JOB: Set down each entry from the block beneath, exactly as written.

Stored entries:

—————

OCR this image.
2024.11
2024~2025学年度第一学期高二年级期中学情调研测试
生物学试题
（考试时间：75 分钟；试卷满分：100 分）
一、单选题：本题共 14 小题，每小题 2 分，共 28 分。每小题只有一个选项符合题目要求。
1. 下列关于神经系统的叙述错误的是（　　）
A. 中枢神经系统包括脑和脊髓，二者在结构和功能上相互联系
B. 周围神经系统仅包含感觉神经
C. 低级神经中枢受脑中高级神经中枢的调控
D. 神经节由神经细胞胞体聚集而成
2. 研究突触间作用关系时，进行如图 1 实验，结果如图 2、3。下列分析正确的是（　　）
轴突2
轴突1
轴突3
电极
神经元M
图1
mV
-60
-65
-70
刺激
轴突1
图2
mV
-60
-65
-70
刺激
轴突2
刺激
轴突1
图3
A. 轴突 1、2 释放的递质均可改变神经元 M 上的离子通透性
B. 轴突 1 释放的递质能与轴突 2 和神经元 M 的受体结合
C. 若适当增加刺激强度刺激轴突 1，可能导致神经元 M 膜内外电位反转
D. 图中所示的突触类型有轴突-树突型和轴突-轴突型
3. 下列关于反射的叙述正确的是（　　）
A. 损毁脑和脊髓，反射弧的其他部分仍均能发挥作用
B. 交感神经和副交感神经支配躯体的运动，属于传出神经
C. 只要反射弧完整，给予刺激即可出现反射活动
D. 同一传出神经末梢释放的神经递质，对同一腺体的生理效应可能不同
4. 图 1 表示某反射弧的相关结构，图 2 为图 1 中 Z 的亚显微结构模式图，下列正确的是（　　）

—————

SOLUTION TO THIS EXERCISE:
OCR this image.
2024.11
2024~2025学年度第一学期高二年级期中学情调研测试
生物学试题
（考试时间：75 分钟；试卷满分：100 分）
一、单选题：本题共 14 小题，每小题 2 分，共 28 分。每小题只有一个选项符合题目要求。
1. 下列关于神经系统的叙述错误的是（　　）
A. 中枢神经系统包括脑和脊髓，二者在结构和功能上相互联系
B. 周围神经系统仅包含感觉神经
C. 低级神经中枢受脑中高级神经中枢的调控
D. 神经节由神经细胞胞体聚集而成
2. 研究突触间作用关系时，进行如图 1 实验，结果如图 2、3。下列分析正确的是（　　）
轴突2
轴突1
轴突3
电极
神经元M
图1
mV
-60
-65
-70
刺激
轴突1
图2
mV
-60
-65
-70
刺激
轴突2
刺激
轴突1
图3
A. 轴突 1、2 释放的递质均可改变神经元 M 上的离子通透性
B. 轴突 1 释放的递质能与轴突 2 和神经元 M 的受体结合
C. 若适当增加刺激强度刺激轴突 1，可能导致神经元 M 膜内外电位反转
D. 图中所示的突触类型有轴突-树突型和轴突-轴突型
3. 下列关于反射的叙述正确的是（　　）
A. 损毁脑和脊髓，反射弧的其他部分仍均能发挥作用
B. 交感神经和副交感神经支配躯体的运动，属于传出神经
C. 只要反射弧完整，给予刺激即可出现反射活动
D. 同一传出神经末梢释放的神经递质，对同一腺体的生理效应可能不同
4. 图 1 表示某反射弧的相关结构，图 2 为图 1 中 Z 的亚显微结构模式图，下列正确的是（　　）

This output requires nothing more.